THE PROBLEM
In the following material, identify every line holding the string "subtitle" and return it.

RECORDS SHOWN
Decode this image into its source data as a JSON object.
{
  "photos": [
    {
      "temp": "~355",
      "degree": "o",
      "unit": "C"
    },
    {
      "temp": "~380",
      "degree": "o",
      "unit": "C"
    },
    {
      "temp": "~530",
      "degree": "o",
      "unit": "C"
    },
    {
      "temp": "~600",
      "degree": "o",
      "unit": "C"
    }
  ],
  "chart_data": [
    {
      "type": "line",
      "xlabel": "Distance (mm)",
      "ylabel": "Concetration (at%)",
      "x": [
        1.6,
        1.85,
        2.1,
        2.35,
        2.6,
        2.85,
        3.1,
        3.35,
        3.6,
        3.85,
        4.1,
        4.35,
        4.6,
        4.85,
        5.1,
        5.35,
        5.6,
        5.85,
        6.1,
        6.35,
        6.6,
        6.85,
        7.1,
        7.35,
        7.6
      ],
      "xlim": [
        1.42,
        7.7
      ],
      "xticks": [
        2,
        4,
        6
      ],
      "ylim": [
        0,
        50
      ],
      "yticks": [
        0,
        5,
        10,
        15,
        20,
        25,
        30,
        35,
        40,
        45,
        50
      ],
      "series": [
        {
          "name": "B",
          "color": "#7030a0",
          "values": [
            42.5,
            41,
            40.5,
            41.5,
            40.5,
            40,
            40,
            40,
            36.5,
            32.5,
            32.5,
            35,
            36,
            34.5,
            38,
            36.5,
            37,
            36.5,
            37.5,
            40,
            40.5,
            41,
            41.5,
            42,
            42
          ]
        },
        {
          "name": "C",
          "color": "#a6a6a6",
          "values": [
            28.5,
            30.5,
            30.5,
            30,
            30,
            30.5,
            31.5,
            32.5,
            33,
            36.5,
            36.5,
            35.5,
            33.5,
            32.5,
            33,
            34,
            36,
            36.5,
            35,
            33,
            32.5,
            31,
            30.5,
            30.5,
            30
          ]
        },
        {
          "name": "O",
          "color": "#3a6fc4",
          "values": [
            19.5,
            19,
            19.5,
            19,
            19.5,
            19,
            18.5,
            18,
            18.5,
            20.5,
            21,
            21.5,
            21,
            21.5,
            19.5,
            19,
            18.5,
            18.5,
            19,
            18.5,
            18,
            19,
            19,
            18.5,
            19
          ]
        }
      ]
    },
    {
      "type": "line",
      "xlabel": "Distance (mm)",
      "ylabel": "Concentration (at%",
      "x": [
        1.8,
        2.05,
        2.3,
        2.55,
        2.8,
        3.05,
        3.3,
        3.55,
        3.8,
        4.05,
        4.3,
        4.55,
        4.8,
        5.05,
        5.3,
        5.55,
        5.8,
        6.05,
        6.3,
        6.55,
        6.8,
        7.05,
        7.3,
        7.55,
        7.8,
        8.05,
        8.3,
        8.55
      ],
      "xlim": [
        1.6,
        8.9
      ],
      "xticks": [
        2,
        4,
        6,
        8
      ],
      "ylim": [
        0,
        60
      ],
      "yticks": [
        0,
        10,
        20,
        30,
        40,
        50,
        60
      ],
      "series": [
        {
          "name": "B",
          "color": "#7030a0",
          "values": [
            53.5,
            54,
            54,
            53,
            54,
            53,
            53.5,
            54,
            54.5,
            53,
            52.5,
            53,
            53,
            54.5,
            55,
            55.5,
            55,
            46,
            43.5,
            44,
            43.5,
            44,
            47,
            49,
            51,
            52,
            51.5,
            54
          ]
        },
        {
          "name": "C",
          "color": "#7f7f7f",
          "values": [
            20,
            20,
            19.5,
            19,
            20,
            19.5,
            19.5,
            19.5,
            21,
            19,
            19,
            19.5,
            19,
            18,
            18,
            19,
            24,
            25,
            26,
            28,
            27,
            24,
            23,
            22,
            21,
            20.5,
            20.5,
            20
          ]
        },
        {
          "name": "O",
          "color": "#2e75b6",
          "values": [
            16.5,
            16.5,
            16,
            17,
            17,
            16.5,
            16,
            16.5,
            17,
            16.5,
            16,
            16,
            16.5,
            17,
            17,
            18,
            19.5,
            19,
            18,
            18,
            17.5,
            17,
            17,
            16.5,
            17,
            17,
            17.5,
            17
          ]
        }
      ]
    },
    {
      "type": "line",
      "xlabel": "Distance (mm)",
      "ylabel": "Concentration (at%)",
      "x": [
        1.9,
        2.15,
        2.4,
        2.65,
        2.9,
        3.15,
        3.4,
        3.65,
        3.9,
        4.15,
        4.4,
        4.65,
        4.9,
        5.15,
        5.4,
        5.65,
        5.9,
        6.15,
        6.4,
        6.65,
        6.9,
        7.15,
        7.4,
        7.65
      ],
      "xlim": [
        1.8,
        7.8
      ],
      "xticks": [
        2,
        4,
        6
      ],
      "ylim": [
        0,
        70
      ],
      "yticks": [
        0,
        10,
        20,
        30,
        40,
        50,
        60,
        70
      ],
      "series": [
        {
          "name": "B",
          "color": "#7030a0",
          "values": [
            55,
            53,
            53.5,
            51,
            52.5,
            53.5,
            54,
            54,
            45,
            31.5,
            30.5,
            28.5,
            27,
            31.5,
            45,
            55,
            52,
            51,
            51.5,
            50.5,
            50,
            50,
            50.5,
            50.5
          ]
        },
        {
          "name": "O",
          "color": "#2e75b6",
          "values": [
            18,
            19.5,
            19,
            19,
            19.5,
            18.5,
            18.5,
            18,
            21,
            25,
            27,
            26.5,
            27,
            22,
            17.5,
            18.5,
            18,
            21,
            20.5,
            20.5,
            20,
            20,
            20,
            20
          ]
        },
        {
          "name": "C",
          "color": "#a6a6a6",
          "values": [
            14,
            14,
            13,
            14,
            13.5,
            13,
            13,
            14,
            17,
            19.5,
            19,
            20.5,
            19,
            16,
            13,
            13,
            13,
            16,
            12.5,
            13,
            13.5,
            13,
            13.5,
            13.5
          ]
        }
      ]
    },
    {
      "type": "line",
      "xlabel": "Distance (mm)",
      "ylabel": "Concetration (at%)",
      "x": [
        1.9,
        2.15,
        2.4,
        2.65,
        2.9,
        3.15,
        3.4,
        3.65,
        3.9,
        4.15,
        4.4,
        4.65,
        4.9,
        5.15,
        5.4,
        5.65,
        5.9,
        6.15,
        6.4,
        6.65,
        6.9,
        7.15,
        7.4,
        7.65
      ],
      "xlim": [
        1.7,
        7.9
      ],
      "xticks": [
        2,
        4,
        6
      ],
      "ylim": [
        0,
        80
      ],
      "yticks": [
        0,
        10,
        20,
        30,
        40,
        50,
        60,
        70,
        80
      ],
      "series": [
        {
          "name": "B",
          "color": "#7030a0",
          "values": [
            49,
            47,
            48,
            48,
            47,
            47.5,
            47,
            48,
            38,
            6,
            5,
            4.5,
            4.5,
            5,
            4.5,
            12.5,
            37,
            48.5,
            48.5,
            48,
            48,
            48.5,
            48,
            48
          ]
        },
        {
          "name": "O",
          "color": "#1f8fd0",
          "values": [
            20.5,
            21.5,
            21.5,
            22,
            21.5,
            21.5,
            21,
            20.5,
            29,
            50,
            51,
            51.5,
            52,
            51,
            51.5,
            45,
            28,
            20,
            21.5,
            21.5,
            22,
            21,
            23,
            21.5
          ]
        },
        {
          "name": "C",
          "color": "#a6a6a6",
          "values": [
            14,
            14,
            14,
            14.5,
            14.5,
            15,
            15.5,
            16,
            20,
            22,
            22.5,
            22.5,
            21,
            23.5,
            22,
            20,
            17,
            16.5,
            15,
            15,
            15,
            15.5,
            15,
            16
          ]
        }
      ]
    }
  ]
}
* * *
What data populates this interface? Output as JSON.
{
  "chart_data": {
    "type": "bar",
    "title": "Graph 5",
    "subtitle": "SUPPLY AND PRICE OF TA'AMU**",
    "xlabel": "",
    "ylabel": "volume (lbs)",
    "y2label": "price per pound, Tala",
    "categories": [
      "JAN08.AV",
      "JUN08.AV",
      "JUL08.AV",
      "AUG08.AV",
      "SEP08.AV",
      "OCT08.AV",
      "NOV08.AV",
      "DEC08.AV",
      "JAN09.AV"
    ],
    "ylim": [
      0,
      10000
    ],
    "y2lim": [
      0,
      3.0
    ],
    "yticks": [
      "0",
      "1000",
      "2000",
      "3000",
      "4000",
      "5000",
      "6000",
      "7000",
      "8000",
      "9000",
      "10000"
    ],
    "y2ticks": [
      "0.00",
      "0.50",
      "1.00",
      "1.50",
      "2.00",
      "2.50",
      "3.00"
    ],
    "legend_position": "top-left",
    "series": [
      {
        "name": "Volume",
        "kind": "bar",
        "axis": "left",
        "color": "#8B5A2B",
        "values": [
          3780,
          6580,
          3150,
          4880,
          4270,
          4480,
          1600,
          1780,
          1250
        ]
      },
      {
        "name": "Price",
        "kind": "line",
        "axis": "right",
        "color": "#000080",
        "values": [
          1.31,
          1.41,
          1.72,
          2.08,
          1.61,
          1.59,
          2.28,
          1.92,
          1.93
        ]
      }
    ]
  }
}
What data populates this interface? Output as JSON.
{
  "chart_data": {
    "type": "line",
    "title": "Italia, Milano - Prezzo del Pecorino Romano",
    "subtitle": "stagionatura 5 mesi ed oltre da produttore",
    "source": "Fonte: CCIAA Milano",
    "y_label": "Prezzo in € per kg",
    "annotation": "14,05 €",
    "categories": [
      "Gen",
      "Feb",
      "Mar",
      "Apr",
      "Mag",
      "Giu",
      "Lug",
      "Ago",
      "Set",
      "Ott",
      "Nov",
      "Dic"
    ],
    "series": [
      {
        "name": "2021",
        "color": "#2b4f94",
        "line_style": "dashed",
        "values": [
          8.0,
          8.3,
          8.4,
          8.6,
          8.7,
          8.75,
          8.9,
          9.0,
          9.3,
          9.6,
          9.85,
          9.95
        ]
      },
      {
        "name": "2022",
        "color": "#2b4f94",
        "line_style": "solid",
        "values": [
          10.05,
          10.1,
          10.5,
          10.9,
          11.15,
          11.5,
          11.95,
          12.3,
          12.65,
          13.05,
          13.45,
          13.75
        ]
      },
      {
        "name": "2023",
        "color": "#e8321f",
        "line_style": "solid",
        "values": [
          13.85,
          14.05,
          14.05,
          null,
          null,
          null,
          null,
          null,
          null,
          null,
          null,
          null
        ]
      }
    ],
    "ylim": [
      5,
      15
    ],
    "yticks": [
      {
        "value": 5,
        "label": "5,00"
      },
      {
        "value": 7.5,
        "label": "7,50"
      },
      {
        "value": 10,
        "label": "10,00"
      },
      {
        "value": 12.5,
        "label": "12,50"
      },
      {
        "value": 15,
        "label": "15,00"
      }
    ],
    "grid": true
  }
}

RESULT FOR THIS TASK
    "subtitle": "SUPPLY AND PRICE OF TA'AMU**",
    "subtitle": "stagionatura 5 mesi ed oltre da produttore",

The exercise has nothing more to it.